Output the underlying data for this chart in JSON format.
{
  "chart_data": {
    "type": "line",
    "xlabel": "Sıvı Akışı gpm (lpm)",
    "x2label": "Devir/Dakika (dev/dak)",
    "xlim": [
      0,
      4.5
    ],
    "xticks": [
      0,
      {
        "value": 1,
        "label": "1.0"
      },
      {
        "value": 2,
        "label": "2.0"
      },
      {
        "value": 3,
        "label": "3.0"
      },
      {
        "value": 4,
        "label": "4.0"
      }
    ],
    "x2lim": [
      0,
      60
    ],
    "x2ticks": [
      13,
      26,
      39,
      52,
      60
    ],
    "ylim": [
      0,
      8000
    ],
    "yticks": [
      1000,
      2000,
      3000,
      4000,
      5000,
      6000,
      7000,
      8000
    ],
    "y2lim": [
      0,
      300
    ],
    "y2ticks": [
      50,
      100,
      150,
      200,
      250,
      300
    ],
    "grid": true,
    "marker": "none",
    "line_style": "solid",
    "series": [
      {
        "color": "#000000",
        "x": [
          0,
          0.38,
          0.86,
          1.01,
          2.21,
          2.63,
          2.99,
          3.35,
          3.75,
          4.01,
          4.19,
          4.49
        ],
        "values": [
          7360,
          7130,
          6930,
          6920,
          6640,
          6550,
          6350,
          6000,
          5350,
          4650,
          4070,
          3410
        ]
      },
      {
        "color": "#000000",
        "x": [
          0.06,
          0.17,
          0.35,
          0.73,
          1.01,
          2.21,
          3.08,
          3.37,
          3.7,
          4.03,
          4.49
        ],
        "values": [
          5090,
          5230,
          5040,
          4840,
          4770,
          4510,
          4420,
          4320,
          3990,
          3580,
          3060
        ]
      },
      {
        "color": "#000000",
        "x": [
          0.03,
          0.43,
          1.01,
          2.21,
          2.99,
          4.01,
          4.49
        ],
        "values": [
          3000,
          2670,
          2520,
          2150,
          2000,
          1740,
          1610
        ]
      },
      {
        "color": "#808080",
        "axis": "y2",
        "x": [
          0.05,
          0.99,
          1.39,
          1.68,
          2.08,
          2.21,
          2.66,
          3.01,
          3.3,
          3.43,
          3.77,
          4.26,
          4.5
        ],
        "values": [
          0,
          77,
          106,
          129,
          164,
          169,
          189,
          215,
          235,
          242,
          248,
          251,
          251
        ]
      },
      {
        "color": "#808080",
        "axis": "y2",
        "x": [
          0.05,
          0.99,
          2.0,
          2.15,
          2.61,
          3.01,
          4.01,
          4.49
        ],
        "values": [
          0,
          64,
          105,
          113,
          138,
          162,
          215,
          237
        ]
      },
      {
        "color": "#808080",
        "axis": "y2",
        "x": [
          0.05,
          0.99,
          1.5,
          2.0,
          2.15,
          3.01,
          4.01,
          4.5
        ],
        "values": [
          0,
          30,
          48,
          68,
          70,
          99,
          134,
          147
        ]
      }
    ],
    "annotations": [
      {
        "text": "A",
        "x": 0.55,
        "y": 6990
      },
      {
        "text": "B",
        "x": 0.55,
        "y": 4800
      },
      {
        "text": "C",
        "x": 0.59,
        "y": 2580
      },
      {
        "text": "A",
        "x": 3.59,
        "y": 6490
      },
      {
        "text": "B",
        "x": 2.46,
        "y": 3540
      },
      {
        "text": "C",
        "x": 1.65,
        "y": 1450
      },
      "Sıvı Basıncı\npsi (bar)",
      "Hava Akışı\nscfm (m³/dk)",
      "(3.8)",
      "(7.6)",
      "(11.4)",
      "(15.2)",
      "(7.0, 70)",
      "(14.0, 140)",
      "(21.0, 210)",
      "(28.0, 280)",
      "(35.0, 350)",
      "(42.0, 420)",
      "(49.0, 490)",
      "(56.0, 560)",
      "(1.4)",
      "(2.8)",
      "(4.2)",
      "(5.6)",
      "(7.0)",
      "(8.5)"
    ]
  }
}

__Exercise description__
Filter the data, keeping only the lines that contain "Akışı".

__Task answer__
    "xlabel": "Sıvı Akışı gpm (lpm)",
      "Hava Akışı\nscfm (m³/dk)",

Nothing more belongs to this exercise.